■ Written exercise
Wherever the string "решение" appears, copy the whole line.

■ Input records
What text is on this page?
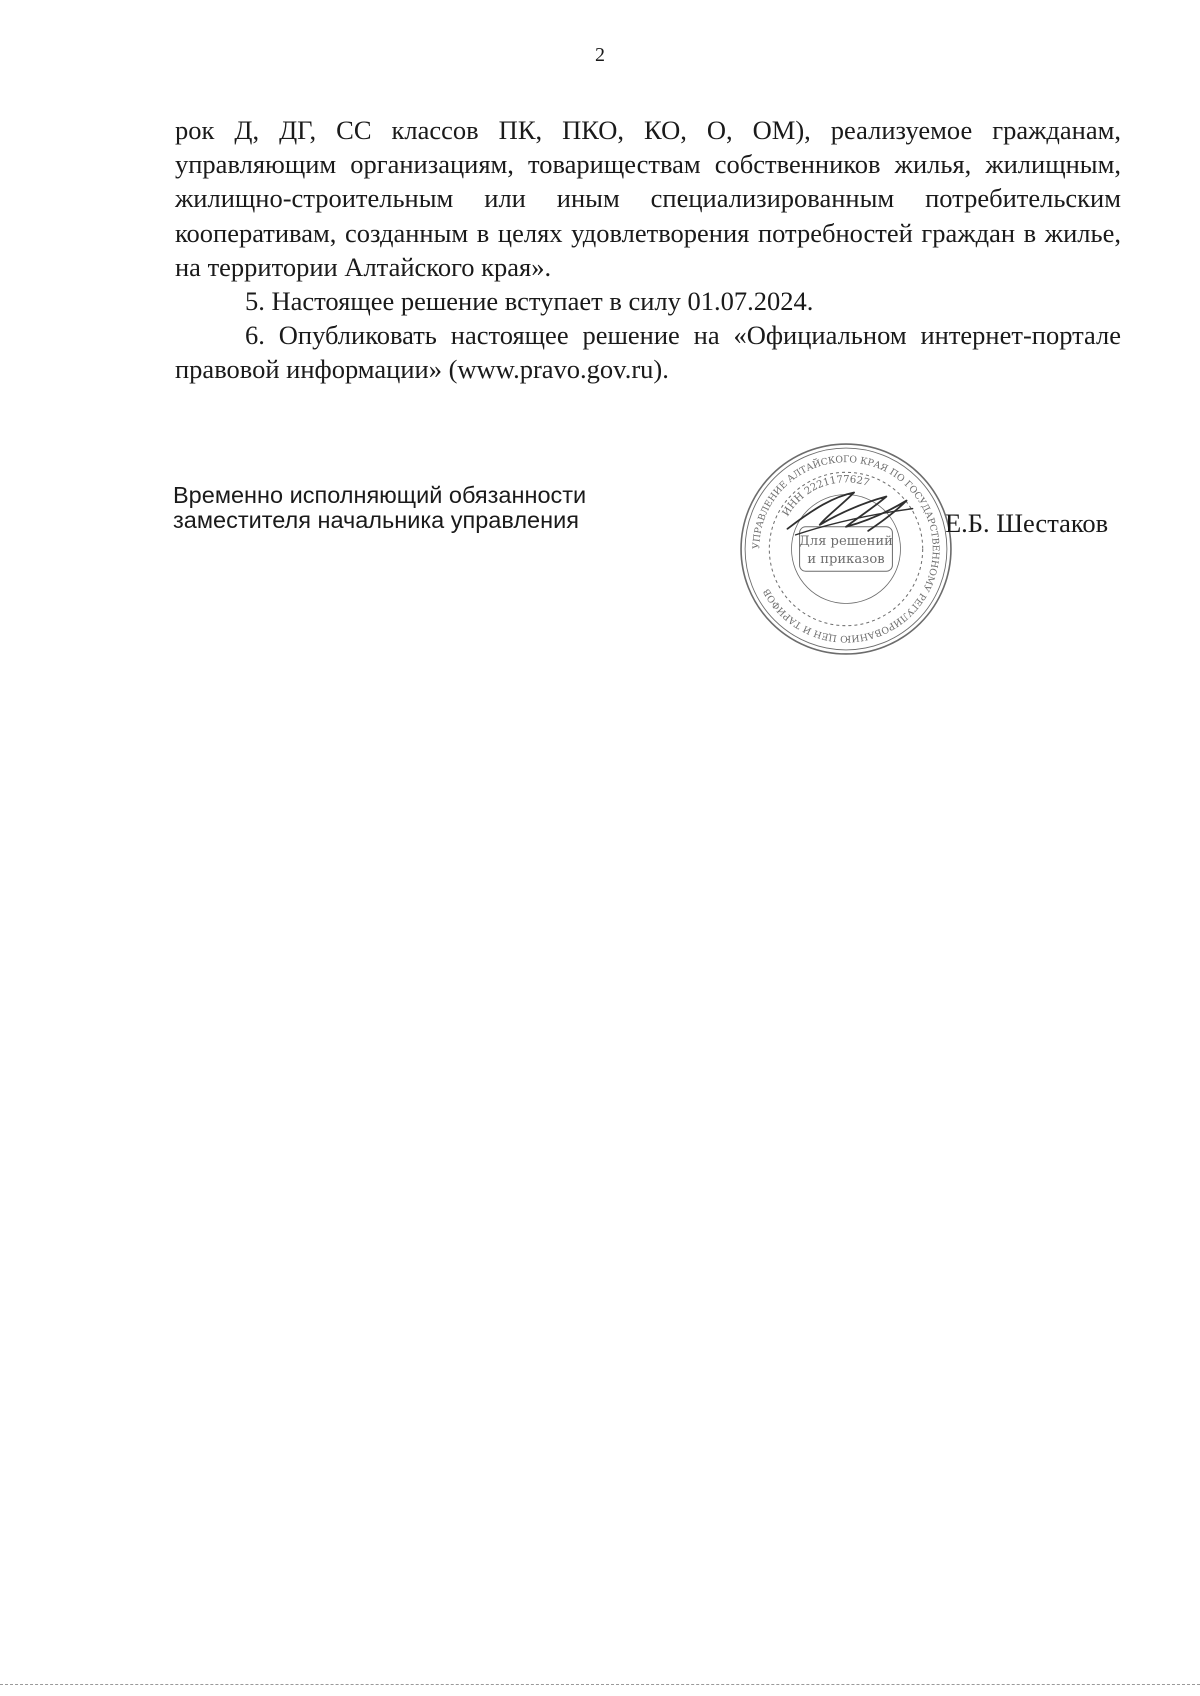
2

рок Д, ДГ, СС классов ПК, ПКО, КО, О, ОМ), реализуемое гражданам, управляющим организациям, товариществам собственников жилья, жилищным, жилищно-строительным или иным специализированным потребительским кооперативам, созданным в целях удовлетворения потребностей граждан в жилье, на территории Алтайского края».

5. Настоящее решение вступает в силу 01.07.2024.

6. Опубликовать настоящее решение на «Официальном интернет-портале правовой информации» (www.pravo.gov.ru).

Временно исполняющий обязанности
заместителя начальника управления
УПРАВЛЕНИЕ АЛТАЙСКОГО КРАЯ ПО ГОСУДАРСТВЕННОМУ РЕГУЛИРОВАНИЮ ЦЕН И ТАРИФОВ
ИНН 2221177627
Для решений
и приказов
Е.Б. Шестаков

■ Written response
5. Настоящее решение вступает в силу 01.07.2024.
6. Опубликовать настоящее решение на «Официальном интернет-портале правовой информации» (www.pravo.gov.ru).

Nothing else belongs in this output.